Zu erledigende Aufgaben.
a – Schreibe die Datensätze unverändert ab, beginnend mit ihrer ersten Zeile und endend mit der Zeile, die „current-frame-field[interactable]: 1: [1652, 962, 1722, 982]“ enthält; beide Enden gehören dazu.
b – Führe den Bericht über den Besuch der Erotikmesse „Venus“ im Anschluss an seinen letzten Satz weiter.

Ausgewählter Text.
※

Am vergangenen Sonntag besuchte ich gemeinsam mit meinem Freund die Berliner Erotikmesse „Venus“, die weltweit größte internationale Fachmesse für Internet-, Multimedia- und Adult-Entertainment, wie es bei Wikipedia heißt. Berlinern dürfte die Veranstaltung dadurch bekannt sein, dass sie auf Plakaten jedes Jahr mit Testimonials aus dem Erotikbereich beworben wird, seit Jahren ist Micaela Schäfer eines der „Venus“-Gesichter.
Mein Freund hat beruflich mit erotischer Fotografie und Literatur zu tun, ist sozusagen „vom Fach“ und wollte auf der diesjährigen Messe neue Kontakte zu Fotografen knüpfen. Ich selbst war vorher noch nie auf der „Venus“ und am vergangenen Sonntag mit seinen frühlingshaften Temperaturen eigentlich nicht in Stimmung für stickige Messeluft, auch nicht für erotische. „Ulrike, ich möchte dort höchstens zwei Stunden zubringen und danach wieder verschwinden. Komm doch mit, danach können wir noch spazieren gehen.“ Nach einigem Hin und Her siegte meine Neugier und gemeinsam stapften wir zum Messegelände.
Meine Bedenken, ob es ratsam sei, in professioneller Abarbeitungs-Stimmung auf eine derartige Veranstaltung zu gehen, lösten sich bereits auf, als ich die Toiletten am Eingang aufsuchte. Zwei dralle Damen um die 40, schwarzhaarig in schwarzen Dessous, stark geschminkt und offensichtlich als Hostessen im Einsatz, tauschten sich an den Waschbecken müde über die Abende der letzten Messetage aus und kamen zu dem Schluss, dass man mit Fetisch-Partys doch am wenigsten falsch machen kann, wenn man schon unbedingt feiern gehen muss.

※

(Zeilen aus einem Datensatz)
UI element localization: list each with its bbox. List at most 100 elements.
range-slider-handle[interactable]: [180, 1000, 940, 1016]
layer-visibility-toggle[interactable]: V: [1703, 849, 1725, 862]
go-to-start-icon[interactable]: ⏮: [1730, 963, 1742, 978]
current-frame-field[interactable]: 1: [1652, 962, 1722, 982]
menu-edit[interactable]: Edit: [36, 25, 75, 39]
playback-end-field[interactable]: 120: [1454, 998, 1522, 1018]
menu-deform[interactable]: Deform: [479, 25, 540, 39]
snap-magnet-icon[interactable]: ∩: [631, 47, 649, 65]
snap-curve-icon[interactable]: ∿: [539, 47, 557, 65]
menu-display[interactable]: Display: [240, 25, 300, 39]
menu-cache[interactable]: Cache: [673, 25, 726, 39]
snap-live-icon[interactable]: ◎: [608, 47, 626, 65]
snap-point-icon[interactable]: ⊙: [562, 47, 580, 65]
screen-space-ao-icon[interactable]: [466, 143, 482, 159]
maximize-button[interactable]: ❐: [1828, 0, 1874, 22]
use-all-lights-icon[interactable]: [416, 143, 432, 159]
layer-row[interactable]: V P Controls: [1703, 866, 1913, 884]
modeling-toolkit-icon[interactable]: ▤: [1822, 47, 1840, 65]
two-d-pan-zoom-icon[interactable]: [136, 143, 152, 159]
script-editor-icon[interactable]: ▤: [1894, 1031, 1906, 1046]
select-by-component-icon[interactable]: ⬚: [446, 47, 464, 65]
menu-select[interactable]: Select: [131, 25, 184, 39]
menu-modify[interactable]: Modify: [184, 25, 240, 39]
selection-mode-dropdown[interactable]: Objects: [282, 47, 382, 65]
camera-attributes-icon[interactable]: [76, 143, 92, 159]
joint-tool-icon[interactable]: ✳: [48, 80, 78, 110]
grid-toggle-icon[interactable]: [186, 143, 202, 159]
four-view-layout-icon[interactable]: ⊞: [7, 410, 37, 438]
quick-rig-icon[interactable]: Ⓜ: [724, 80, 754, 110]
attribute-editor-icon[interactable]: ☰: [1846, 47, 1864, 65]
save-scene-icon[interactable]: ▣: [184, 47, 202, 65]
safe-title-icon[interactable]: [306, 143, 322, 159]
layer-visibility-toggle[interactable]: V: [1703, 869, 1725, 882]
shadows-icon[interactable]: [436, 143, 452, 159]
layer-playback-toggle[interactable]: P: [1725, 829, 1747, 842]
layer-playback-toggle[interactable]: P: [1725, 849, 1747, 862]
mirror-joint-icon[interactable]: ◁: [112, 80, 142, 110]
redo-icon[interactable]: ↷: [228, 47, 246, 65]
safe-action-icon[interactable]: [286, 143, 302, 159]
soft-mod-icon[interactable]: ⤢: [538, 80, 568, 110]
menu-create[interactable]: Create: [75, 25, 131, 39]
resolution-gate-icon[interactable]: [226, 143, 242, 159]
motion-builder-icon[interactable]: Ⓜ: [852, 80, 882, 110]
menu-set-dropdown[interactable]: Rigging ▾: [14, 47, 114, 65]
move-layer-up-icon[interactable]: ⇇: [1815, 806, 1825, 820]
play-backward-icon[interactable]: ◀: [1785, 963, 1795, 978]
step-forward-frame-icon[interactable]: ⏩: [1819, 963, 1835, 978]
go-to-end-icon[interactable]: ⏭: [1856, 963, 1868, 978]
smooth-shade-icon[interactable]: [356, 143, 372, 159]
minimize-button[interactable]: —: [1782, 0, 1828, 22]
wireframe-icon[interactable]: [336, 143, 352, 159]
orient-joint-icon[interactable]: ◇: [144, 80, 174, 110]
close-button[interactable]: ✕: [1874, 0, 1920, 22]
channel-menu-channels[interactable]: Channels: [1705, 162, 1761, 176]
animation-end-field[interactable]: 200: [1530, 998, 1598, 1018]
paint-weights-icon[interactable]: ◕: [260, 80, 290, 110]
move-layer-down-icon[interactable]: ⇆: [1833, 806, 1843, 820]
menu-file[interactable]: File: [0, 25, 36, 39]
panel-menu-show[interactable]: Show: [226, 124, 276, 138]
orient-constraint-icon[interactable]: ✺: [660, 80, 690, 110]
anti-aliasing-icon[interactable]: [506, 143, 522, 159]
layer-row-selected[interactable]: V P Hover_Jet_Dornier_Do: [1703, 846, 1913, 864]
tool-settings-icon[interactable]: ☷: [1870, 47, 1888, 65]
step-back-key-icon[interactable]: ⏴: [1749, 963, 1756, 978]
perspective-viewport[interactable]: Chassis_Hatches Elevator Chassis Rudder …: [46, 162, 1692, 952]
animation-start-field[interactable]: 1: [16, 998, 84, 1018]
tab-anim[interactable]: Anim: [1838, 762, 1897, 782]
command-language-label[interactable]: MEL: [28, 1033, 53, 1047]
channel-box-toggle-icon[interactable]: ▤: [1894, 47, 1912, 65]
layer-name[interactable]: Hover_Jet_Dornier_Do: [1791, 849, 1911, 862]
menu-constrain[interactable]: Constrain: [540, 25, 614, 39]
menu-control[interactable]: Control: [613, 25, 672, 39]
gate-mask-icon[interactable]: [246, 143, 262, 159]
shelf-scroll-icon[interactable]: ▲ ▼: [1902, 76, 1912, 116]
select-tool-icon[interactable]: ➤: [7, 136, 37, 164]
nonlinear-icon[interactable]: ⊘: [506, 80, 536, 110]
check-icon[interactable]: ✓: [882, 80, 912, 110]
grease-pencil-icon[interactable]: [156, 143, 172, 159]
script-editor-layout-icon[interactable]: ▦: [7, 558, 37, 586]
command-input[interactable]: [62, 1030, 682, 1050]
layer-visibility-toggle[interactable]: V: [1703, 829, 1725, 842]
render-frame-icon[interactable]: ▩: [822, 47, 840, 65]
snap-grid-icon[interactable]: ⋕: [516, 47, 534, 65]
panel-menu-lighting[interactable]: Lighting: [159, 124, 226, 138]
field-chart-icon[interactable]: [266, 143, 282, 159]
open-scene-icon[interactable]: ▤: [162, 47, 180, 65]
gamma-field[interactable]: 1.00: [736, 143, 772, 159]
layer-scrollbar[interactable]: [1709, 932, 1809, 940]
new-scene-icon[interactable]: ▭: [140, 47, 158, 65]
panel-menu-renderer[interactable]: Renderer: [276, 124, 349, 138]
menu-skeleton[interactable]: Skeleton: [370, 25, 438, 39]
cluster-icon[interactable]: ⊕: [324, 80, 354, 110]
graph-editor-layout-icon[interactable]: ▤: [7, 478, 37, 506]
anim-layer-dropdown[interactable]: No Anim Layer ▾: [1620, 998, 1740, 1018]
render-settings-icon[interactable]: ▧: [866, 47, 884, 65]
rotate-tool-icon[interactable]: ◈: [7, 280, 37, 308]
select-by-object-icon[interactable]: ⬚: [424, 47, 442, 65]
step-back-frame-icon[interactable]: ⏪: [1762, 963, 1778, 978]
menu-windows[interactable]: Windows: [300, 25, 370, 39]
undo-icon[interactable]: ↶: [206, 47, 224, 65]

※

Die Antworten.
a –
UI element localization: list each with its bbox. List at most 100 elements.
range-slider-handle[interactable]: [180, 1000, 940, 1016]
layer-visibility-toggle[interactable]: V: [1703, 849, 1725, 862]
go-to-start-icon[interactable]: ⏮: [1730, 963, 1742, 978]
current-frame-field[interactable]: 1: [1652, 962, 1722, 982]

b –
Nichts als Kommerz
„Ein interessantes Motto“, dachte ich mir noch, während ich mit meinem Liebsten den Ausstellungsbereich betrat. Kurz darauf wurde mir klar, dass dies die Losung des Tages zu sein schien. Es war Sonntagnachmittag, der letzte Messetag, es war nicht sehr voll und nicht sehr leer. Die Hallen vor uns waren gefüllt mit verschiedenen Ausstellern: Sextoy-Herstellern, Sexcam-Anbietern (natürlich mit Camgirls in offenherziger Position, sodass man die hochauflösende Qualität der Kamera direkt mit der Wirklichkeit abgleichen konnte), Sexpuppen-Produzenten, abgerundet durch Bühnen mit Strip-Liveshows.
Dazwischen standen halb nackte oder fast nackte Hostessen herum – manche in Dessous, manche oben ohne, manche jünger, manche älter, manche schön, manche weniger schön – und verteilten Flyer oder luden in ein mittendrin aufgestelltes Zelt zu einer Präsentation ein, die versprach, noch etwas „unartiger“ als die Shows auf offener Bühne zu sein. Was genau sie bewarben, konnte ich leider nicht herausfinden: Ich gehörte wohl nicht zur Zielgruppe und auch mein Freund, der mich an der Hand hielt, wurde nicht als passender Kandidat für das Angepriesene eingestuft. Mir versuchte man lediglich ein Wunder-Enthaarungssystem und einen Super-Lockenstab schmackhaft zu machen.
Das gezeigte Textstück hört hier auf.